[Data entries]

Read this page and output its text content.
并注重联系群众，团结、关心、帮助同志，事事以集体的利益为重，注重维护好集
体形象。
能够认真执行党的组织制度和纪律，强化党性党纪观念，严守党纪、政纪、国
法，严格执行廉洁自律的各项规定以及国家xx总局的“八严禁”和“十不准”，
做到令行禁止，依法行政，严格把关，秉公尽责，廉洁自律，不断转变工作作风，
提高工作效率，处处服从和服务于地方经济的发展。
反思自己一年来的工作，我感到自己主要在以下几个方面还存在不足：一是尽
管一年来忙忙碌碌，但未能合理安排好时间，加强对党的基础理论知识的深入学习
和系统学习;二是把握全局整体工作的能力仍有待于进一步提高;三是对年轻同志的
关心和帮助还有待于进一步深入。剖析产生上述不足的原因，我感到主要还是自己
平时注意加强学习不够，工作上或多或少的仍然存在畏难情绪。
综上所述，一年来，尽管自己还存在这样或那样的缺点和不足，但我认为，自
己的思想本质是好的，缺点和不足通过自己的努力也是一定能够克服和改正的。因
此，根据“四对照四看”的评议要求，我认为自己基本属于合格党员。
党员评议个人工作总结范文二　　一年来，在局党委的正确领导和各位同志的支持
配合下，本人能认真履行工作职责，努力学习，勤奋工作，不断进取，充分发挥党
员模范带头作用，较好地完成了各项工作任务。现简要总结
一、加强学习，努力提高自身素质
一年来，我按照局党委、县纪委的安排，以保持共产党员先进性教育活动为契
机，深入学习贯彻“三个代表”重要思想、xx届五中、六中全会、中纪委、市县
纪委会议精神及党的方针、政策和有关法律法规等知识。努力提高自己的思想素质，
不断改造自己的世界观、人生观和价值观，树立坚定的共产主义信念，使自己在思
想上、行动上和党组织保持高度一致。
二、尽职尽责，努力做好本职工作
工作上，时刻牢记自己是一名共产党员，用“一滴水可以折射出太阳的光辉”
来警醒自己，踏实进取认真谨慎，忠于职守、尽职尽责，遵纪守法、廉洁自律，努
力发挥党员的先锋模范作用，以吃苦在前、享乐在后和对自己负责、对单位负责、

▶ _REQUIRED TASK_:
Transcribe every line of the data, exactly as it stands.

▶ _ANSWER TO THE PROBLEM_:
Read this page and output its text content.
并注重联系群众，团结、关心、帮助同志，事事以集体的利益为重，注重维护好集
体形象。
能够认真执行党的组织制度和纪律，强化党性党纪观念，严守党纪、政纪、国
法，严格执行廉洁自律的各项规定以及国家xx总局的“八严禁”和“十不准”，
做到令行禁止，依法行政，严格把关，秉公尽责，廉洁自律，不断转变工作作风，
提高工作效率，处处服从和服务于地方经济的发展。
反思自己一年来的工作，我感到自己主要在以下几个方面还存在不足：一是尽
管一年来忙忙碌碌，但未能合理安排好时间，加强对党的基础理论知识的深入学习
和系统学习;二是把握全局整体工作的能力仍有待于进一步提高;三是对年轻同志的
关心和帮助还有待于进一步深入。剖析产生上述不足的原因，我感到主要还是自己
平时注意加强学习不够，工作上或多或少的仍然存在畏难情绪。
综上所述，一年来，尽管自己还存在这样或那样的缺点和不足，但我认为，自
己的思想本质是好的，缺点和不足通过自己的努力也是一定能够克服和改正的。因
此，根据“四对照四看”的评议要求，我认为自己基本属于合格党员。
党员评议个人工作总结范文二　　一年来，在局党委的正确领导和各位同志的支持
配合下，本人能认真履行工作职责，努力学习，勤奋工作，不断进取，充分发挥党
员模范带头作用，较好地完成了各项工作任务。现简要总结
一、加强学习，努力提高自身素质
一年来，我按照局党委、县纪委的安排，以保持共产党员先进性教育活动为契
机，深入学习贯彻“三个代表”重要思想、xx届五中、六中全会、中纪委、市县
纪委会议精神及党的方针、政策和有关法律法规等知识。努力提高自己的思想素质，
不断改造自己的世界观、人生观和价值观，树立坚定的共产主义信念，使自己在思
想上、行动上和党组织保持高度一致。
二、尽职尽责，努力做好本职工作
工作上，时刻牢记自己是一名共产党员，用“一滴水可以折射出太阳的光辉”
来警醒自己，踏实进取认真谨慎，忠于职守、尽职尽责，遵纪守法、廉洁自律，努
力发挥党员的先锋模范作用，以吃苦在前、享乐在后和对自己负责、对单位负责、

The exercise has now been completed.